— Given task —
Extract all lines in the data that contain the word "sends".
# start of Supplied information
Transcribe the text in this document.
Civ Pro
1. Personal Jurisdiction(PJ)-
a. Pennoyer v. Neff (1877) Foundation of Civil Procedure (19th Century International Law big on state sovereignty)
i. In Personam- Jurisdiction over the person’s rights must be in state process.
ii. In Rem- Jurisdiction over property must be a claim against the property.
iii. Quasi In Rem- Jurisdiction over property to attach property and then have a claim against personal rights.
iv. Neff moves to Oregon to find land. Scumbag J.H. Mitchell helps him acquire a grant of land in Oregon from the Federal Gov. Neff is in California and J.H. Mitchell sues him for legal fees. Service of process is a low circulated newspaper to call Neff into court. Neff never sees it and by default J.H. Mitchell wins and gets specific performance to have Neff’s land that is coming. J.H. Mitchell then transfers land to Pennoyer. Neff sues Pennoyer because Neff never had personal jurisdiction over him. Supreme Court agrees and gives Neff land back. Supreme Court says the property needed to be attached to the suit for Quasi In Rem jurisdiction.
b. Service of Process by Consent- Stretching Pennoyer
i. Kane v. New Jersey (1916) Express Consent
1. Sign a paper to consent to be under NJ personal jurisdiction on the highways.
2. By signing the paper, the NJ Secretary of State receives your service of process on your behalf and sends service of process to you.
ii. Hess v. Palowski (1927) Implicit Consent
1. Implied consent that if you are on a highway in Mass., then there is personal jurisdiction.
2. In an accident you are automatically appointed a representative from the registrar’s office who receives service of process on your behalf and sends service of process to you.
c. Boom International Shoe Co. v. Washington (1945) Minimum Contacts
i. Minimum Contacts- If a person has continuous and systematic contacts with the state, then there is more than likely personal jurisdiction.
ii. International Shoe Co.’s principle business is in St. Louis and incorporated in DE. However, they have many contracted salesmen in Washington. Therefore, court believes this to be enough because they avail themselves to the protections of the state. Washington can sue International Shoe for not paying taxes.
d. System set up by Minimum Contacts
# end of Supplied information
— Solution to this exercise —
2. By signing the paper, the NJ Secretary of State receives your service of process on your behalf and sends service of process to you.
2. In an accident you are automatically appointed a representative from the registrar’s office who receives service of process on your behalf and sends service of process to you.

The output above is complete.